(Data excerpts)

________________________________________

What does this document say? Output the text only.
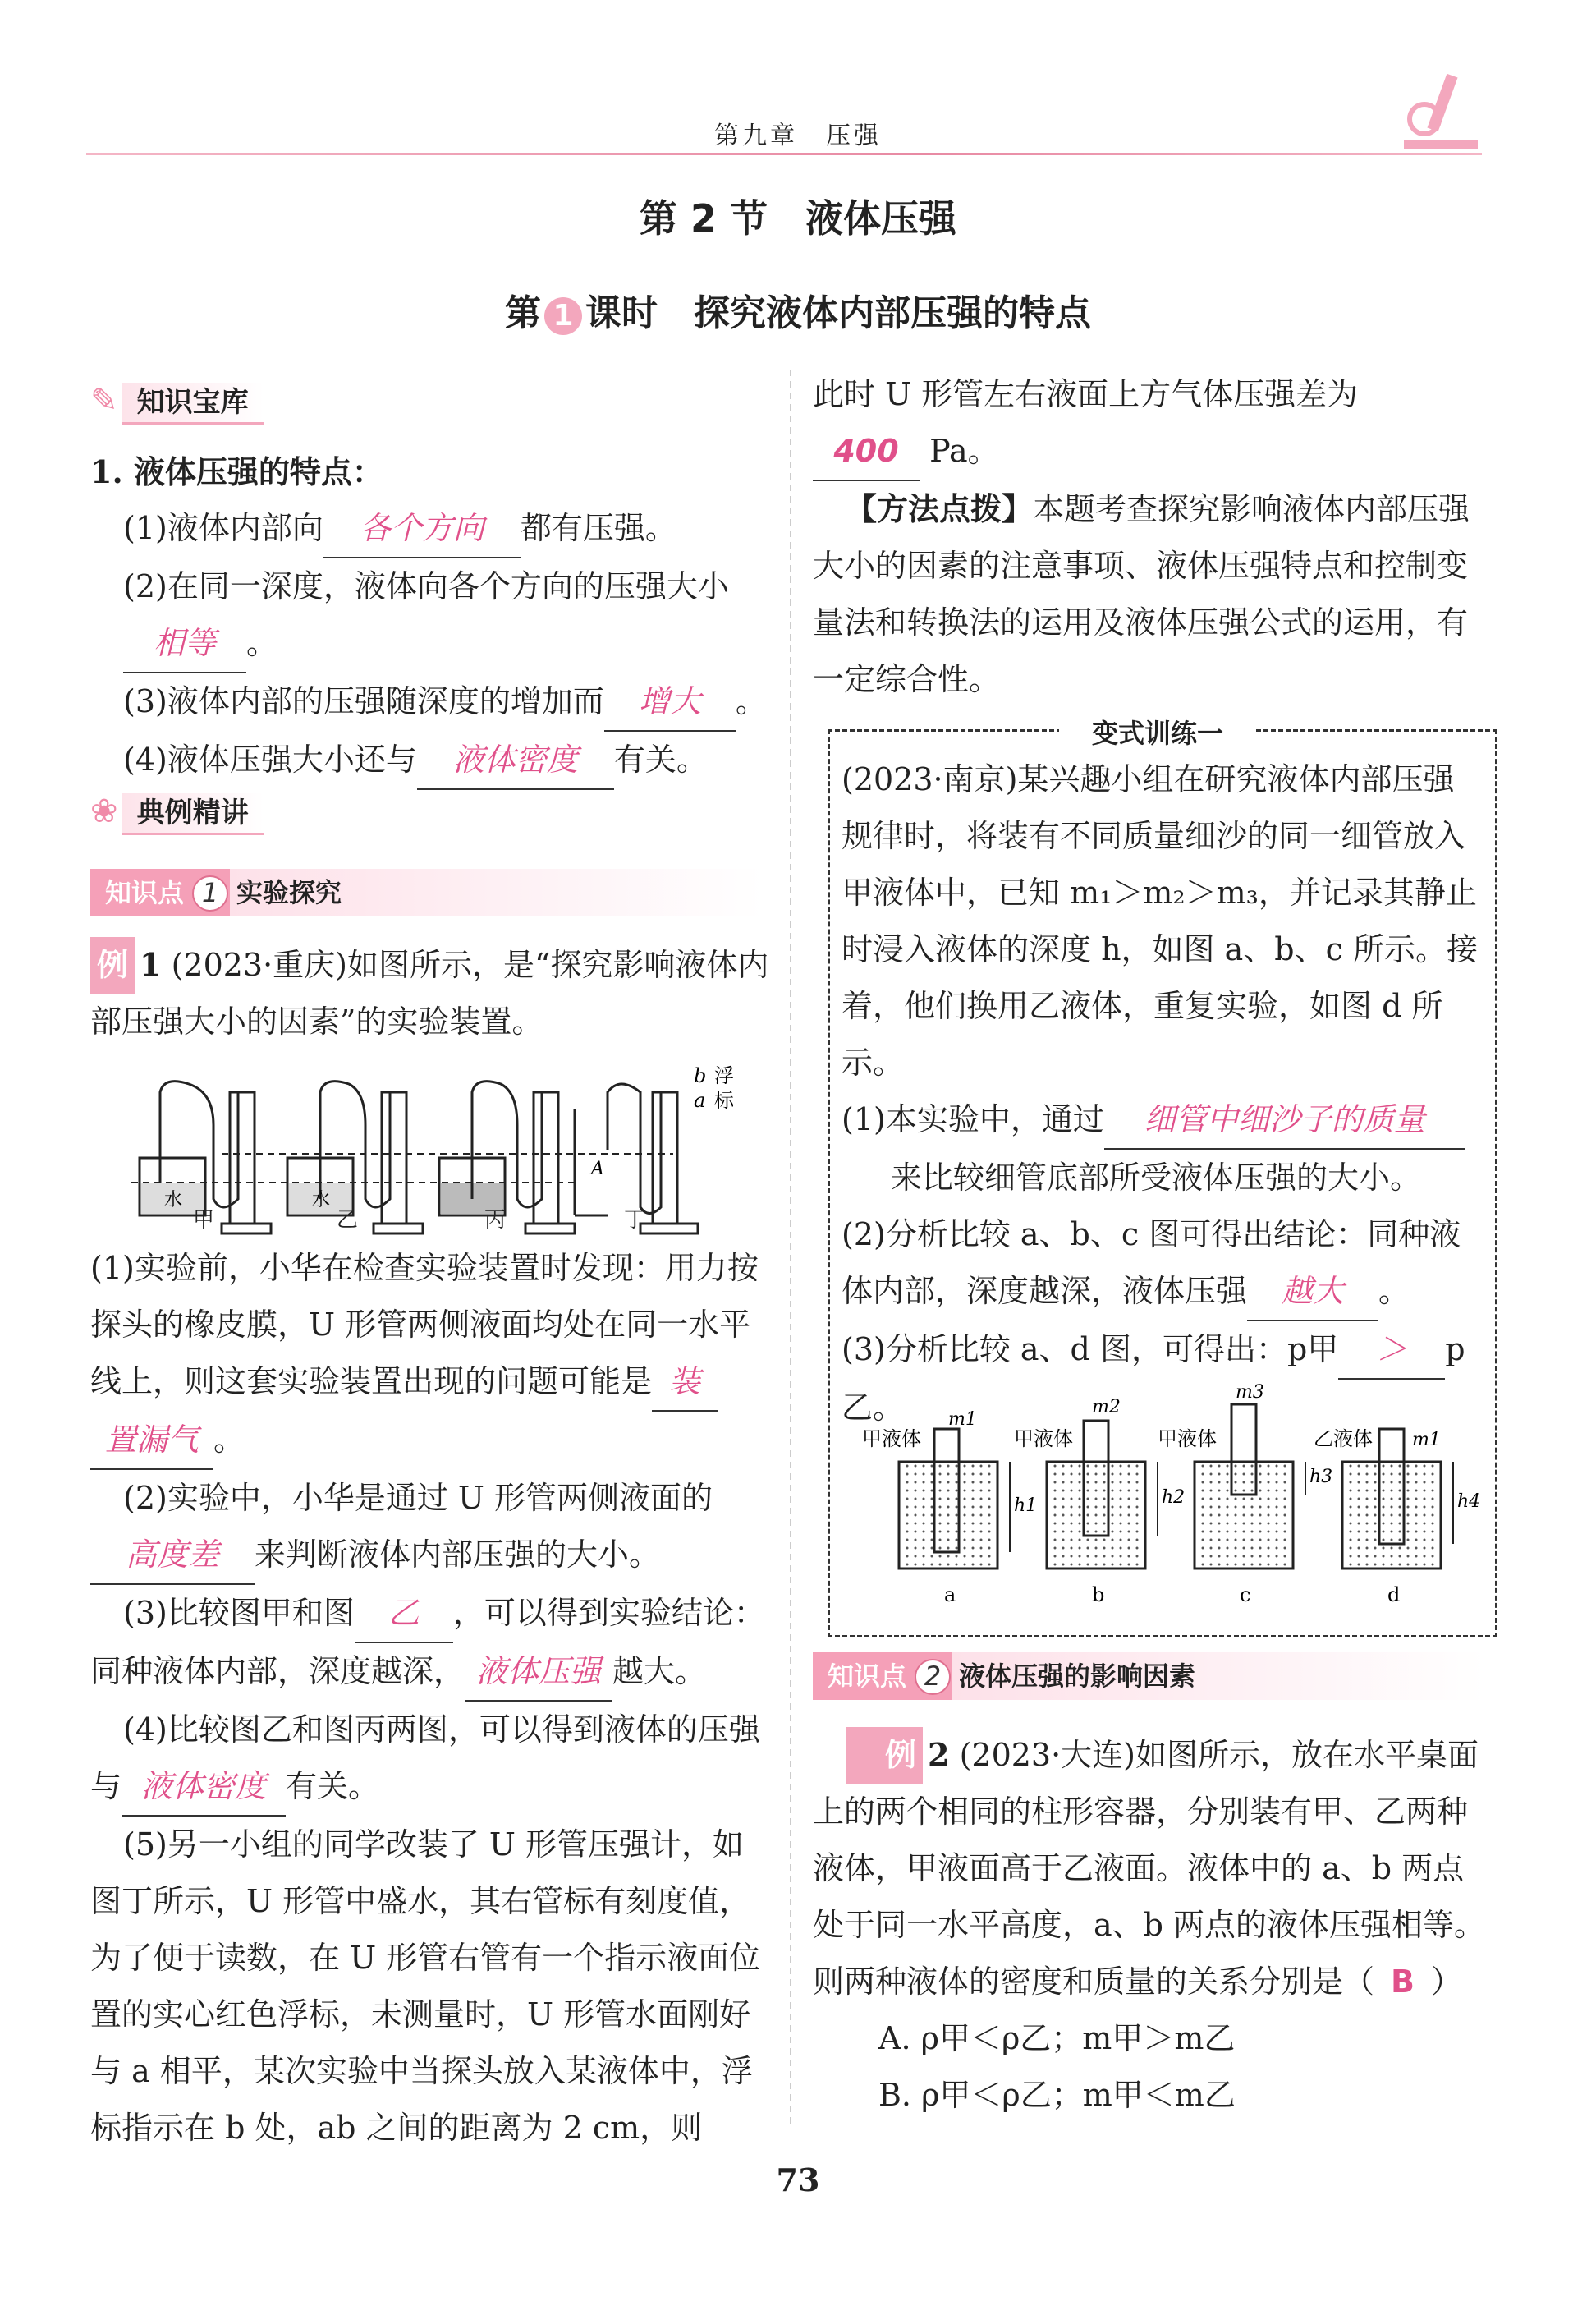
第九章　压强
第 2 节　液体压强
第 1 课时　探究液体内部压强的特点
✎ 知识宝库
1. 液体压强的特点：
(1)液体内部向 各个方向 都有压强。
(2)在同一深度，液体向各个方向的压强大小
相等 。
(3)液体内部的压强随深度的增加而 增大 。
(4)液体压强大小还与 液体密度 有关。
❀ 典例精讲
知识点 1 实验探究
例 1 (2023·重庆)如图所示，是“探究影响液体内部压强大小的因素”的实验装置。
水	水
A
b
a
浮
标
甲	乙	丙	丁
(1)实验前，小华在检查实验装置时发现：用力按探头的橡皮膜，U 形管两侧液面均处在同一水平线上，则这套实验装置出现的问题可能是 装
置漏气 。
(2)实验中，小华是通过 U 形管两侧液面的高度差 来判断液体内部压强的大小。
(3)比较图甲和图 乙 ，可以得到实验结论：同种液体内部，深度越深， 液体压强 越大。
(4)比较图乙和图丙两图，可以得到液体的压强与 液体密度 有关。
(5)另一小组的同学改装了 U 形管压强计，如图丁所示，U 形管中盛水，其右管标有刻度值，为了便于读数，在 U 形管右管有一个指示液面位置的实心红色浮标，未测量时，U 形管水面刚好与 a 相平，某次实验中当探头放入某液体中，浮标指示在 b 处，ab 之间的距离为 2 cm，则
此时 U 形管左右液面上方气体压强差为
400 Pa。
【方法点拨】本题考查探究影响液体内部压强大小的因素的注意事项、液体压强特点和控制变量法和转换法的运用及液体压强公式的运用，有一定综合性。
变式训练一
(2023·南京)某兴趣小组在研究液体内部压强规律时，将装有不同质量细沙的同一细管放入甲液体中，已知 m₁＞m₂＞m₃，并记录其静止时浸入液体的深度 h，如图 a、b、c 所示。接着，他们换用乙液体，重复实验，如图 d 所示。
(1)本实验中，通过 细管中细沙子的质量
来比较细管底部所受液体压强的大小。
(2)分析比较 a、b、c 图可得出结论：同种液体内部，深度越深，液体压强 越大 。
(3)分析比较 a、d 图，可得出：p甲 ＞ p乙。
甲液体	甲液体	甲液体	乙液体
m1
m2
m3
m1
h1	h2
h3
h4
a	b	c	d
知识点 2 液体压强的影响因素
例 2 (2023·大连)如图所示，放在水平桌面上的两个相同的柱形容器，分别装有甲、乙两种液体，甲液面高于乙液面。液体中的 a、b 两点处于同一水平高度，a、b 两点的液体压强相等。则两种液体的密度和质量的关系分别是（ B ）
A. ρ甲＜ρ乙；m甲＞m乙
B. ρ甲＜ρ乙；m甲＜m乙
73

________________________________________

Exercise details: Return a copy of every line that includes the word "深度越深".

Exercise response:
(3)比较图甲和图 乙 ，可以得到实验结论：同种液体内部，深度越深， 液体压强 越大。
(2)分析比较 a、b、c 图可得出结论：同种液体内部，深度越深，液体压强 越大 。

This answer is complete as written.